> Aim
Look through the material below. Copy each line that contains the string "document".

(Dataset entries)
** BEGIN **

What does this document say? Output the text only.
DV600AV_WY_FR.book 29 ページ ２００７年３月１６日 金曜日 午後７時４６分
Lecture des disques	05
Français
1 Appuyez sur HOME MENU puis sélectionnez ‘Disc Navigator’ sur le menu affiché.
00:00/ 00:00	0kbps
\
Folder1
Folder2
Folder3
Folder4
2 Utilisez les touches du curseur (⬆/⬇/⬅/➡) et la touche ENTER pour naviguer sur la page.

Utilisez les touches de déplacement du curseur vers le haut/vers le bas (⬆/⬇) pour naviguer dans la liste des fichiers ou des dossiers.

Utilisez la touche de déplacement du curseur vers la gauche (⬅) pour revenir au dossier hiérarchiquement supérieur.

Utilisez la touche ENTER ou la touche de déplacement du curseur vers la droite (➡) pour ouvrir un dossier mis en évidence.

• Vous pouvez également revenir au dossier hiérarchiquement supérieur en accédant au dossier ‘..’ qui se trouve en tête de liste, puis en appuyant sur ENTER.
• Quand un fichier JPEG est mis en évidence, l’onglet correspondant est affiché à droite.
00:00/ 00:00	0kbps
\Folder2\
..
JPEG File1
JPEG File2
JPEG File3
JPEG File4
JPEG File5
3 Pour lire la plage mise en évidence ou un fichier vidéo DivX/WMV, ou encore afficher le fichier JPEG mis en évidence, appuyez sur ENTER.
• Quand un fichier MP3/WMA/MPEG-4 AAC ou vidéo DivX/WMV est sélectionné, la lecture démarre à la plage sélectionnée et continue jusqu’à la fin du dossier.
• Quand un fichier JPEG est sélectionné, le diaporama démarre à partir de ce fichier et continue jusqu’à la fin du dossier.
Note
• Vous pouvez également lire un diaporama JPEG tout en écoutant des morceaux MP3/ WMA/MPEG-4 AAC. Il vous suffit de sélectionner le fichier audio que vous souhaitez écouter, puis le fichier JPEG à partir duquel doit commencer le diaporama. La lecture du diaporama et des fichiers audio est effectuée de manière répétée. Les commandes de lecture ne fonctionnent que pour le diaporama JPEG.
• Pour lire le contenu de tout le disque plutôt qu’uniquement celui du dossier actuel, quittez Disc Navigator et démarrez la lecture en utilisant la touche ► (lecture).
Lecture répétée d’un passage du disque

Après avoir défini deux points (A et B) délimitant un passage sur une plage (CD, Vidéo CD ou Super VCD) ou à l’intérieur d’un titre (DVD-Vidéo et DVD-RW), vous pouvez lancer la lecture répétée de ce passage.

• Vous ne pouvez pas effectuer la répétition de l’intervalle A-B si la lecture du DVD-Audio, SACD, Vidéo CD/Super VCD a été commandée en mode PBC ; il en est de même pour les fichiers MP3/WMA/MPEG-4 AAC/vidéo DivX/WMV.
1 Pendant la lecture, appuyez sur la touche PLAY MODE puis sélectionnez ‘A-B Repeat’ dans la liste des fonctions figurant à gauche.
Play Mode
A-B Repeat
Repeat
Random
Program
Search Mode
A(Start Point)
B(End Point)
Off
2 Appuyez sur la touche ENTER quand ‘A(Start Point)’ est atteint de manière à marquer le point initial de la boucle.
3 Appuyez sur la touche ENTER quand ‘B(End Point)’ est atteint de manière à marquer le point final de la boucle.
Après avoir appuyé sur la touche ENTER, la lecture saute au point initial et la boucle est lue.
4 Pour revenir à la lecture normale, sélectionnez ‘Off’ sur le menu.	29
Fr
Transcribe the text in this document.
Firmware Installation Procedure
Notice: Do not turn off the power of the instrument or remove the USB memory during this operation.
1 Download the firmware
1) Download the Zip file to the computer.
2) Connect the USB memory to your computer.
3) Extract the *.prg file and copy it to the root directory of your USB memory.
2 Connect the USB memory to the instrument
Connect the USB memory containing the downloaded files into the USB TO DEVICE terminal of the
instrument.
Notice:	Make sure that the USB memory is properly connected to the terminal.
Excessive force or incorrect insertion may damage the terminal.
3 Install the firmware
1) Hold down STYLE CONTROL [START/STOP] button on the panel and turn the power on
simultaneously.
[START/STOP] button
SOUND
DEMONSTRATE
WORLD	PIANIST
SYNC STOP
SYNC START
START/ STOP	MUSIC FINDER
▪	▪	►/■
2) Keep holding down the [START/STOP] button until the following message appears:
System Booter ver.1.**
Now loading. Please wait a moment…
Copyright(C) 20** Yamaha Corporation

** END **

> Finished exercise
What does this document say? Output the text only.
Transcribe the text in this document.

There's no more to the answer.